_GOAL_: Repeat, exactly and completely, the entries shown underneath.

_DATA FOR PROCESSING_:

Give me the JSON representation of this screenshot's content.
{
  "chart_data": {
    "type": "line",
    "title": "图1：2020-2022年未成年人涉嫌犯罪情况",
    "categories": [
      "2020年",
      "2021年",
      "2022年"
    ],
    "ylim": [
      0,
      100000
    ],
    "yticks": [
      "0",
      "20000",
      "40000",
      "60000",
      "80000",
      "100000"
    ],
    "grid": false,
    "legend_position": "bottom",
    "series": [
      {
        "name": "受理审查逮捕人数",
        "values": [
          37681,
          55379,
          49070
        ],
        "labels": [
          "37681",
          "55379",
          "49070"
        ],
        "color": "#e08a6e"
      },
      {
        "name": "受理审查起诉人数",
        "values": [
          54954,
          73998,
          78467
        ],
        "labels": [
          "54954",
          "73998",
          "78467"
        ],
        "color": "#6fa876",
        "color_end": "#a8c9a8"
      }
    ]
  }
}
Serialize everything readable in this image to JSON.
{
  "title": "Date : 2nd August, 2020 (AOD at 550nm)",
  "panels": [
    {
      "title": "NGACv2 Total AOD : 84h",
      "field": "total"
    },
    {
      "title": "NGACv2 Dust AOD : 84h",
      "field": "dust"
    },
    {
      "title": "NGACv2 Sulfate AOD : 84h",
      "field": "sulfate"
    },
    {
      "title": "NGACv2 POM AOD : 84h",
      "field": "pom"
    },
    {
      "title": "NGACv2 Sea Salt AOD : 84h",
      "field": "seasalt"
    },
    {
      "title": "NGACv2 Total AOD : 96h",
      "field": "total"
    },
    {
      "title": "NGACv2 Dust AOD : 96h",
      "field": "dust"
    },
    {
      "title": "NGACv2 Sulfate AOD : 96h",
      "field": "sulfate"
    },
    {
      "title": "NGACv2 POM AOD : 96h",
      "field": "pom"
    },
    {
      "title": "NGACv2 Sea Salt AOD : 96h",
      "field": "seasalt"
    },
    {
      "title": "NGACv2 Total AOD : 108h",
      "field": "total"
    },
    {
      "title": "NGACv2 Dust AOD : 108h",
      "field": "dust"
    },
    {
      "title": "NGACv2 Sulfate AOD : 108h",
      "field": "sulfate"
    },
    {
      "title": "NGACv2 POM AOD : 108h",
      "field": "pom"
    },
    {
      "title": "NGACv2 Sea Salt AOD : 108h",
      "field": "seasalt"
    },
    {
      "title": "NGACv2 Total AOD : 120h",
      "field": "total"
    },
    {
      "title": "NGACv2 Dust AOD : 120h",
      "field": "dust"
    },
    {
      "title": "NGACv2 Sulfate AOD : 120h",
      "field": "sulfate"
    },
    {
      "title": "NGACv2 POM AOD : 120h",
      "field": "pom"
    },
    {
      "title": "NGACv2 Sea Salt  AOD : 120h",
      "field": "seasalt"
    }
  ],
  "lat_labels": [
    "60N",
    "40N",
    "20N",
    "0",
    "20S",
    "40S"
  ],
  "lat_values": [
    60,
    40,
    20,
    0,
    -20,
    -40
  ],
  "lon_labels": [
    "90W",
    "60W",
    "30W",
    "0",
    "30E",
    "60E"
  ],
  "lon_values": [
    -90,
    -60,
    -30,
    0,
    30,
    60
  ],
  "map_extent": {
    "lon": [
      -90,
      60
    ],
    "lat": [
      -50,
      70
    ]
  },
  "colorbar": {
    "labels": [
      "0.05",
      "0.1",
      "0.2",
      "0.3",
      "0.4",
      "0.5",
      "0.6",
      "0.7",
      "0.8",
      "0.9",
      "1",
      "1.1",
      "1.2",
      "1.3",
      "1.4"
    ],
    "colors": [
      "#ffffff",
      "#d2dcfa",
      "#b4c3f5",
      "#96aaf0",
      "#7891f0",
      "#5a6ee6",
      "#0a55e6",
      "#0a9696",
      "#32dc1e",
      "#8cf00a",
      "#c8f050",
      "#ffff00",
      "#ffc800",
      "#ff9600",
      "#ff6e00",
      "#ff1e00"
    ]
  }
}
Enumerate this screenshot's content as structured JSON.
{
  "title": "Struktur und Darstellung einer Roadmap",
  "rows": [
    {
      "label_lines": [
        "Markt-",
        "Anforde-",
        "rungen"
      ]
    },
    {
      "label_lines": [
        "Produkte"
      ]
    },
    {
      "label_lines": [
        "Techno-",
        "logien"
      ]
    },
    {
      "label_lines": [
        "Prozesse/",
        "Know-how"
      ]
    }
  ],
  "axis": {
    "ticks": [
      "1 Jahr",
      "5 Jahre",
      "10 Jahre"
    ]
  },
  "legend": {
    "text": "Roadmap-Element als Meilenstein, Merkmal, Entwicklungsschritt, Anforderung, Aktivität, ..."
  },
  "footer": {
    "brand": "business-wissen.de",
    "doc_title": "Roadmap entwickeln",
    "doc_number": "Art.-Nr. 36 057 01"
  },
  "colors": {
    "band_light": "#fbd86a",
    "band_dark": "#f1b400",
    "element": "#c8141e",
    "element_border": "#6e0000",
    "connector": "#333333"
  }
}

_RESULT BELOW_:
Give me the JSON representation of this screenshot's content.
{
  "chart_data": {
    "type": "line",
    "title": "图1：2020-2022年未成年人涉嫌犯罪情况",
    "categories": [
      "2020年",
      "2021年",
      "2022年"
    ],
    "ylim": [
      0,
      100000
    ],
    "yticks": [
      "0",
      "20000",
      "40000",
      "60000",
      "80000",
      "100000"
    ],
    "grid": false,
    "legend_position": "bottom",
    "series": [
      {
        "name": "受理审查逮捕人数",
        "values": [
          37681,
          55379,
          49070
        ],
        "labels": [
          "37681",
          "55379",
          "49070"
        ],
        "color": "#e08a6e"
      },
      {
        "name": "受理审查起诉人数",
        "values": [
          54954,
          73998,
          78467
        ],
        "labels": [
          "54954",
          "73998",
          "78467"
        ],
        "color": "#6fa876",
        "color_end": "#a8c9a8"
      }
    ]
  }
}
Serialize everything readable in this image to JSON.
{
  "title": "Date : 2nd August, 2020 (AOD at 550nm)",
  "panels": [
    {
      "title": "NGACv2 Total AOD : 84h",
      "field": "total"
    },
    {
      "title": "NGACv2 Dust AOD : 84h",
      "field": "dust"
    },
    {
      "title": "NGACv2 Sulfate AOD : 84h",
      "field": "sulfate"
    },
    {
      "title": "NGACv2 POM AOD : 84h",
      "field": "pom"
    },
    {
      "title": "NGACv2 Sea Salt AOD : 84h",
      "field": "seasalt"
    },
    {
      "title": "NGACv2 Total AOD : 96h",
      "field": "total"
    },
    {
      "title": "NGACv2 Dust AOD : 96h",
      "field": "dust"
    },
    {
      "title": "NGACv2 Sulfate AOD : 96h",
      "field": "sulfate"
    },
    {
      "title": "NGACv2 POM AOD : 96h",
      "field": "pom"
    },
    {
      "title": "NGACv2 Sea Salt AOD : 96h",
      "field": "seasalt"
    },
    {
      "title": "NGACv2 Total AOD : 108h",
      "field": "total"
    },
    {
      "title": "NGACv2 Dust AOD : 108h",
      "field": "dust"
    },
    {
      "title": "NGACv2 Sulfate AOD : 108h",
      "field": "sulfate"
    },
    {
      "title": "NGACv2 POM AOD : 108h",
      "field": "pom"
    },
    {
      "title": "NGACv2 Sea Salt AOD : 108h",
      "field": "seasalt"
    },
    {
      "title": "NGACv2 Total AOD : 120h",
      "field": "total"
    },
    {
      "title": "NGACv2 Dust AOD : 120h",
      "field": "dust"
    },
    {
      "title": "NGACv2 Sulfate AOD : 120h",
      "field": "sulfate"
    },
    {
      "title": "NGACv2 POM AOD : 120h",
      "field": "pom"
    },
    {
      "title": "NGACv2 Sea Salt  AOD : 120h",
      "field": "seasalt"
    }
  ],
  "lat_labels": [
    "60N",
    "40N",
    "20N",
    "0",
    "20S",
    "40S"
  ],
  "lat_values": [
    60,
    40,
    20,
    0,
    -20,
    -40
  ],
  "lon_labels": [
    "90W",
    "60W",
    "30W",
    "0",
    "30E",
    "60E"
  ],
  "lon_values": [
    -90,
    -60,
    -30,
    0,
    30,
    60
  ],
  "map_extent": {
    "lon": [
      -90,
      60
    ],
    "lat": [
      -50,
      70
    ]
  },
  "colorbar": {
    "labels": [
      "0.05",
      "0.1",
      "0.2",
      "0.3",
      "0.4",
      "0.5",
      "0.6",
      "0.7",
      "0.8",
      "0.9",
      "1",
      "1.1",
      "1.2",
      "1.3",
      "1.4"
    ],
    "colors": [
      "#ffffff",
      "#d2dcfa",
      "#b4c3f5",
      "#96aaf0",
      "#7891f0",
      "#5a6ee6",
      "#0a55e6",
      "#0a9696",
      "#32dc1e",
      "#8cf00a",
      "#c8f050",
      "#ffff00",
      "#ffc800",
      "#ff9600",
      "#ff6e00",
      "#ff1e00"
    ]
  }
}
Enumerate this screenshot's content as structured JSON.
{
  "title": "Struktur und Darstellung einer Roadmap",
  "rows": [
    {
      "label_lines": [
        "Markt-",
        "Anforde-",
        "rungen"
      ]
    },
    {
      "label_lines": [
        "Produkte"
      ]
    },
    {
      "label_lines": [
        "Techno-",
        "logien"
      ]
    },
    {
      "label_lines": [
        "Prozesse/",
        "Know-how"
      ]
    }
  ],
  "axis": {
    "ticks": [
      "1 Jahr",
      "5 Jahre",
      "10 Jahre"
    ]
  },
  "legend": {
    "text": "Roadmap-Element als Meilenstein, Merkmal, Entwicklungsschritt, Anforderung, Aktivität, ..."
  },
  "footer": {
    "brand": "business-wissen.de",
    "doc_title": "Roadmap entwickeln",
    "doc_number": "Art.-Nr. 36 057 01"
  },
  "colors": {
    "band_light": "#fbd86a",
    "band_dark": "#f1b400",
    "element": "#c8141e",
    "element_border": "#6e0000",
    "connector": "#333333"
  }
}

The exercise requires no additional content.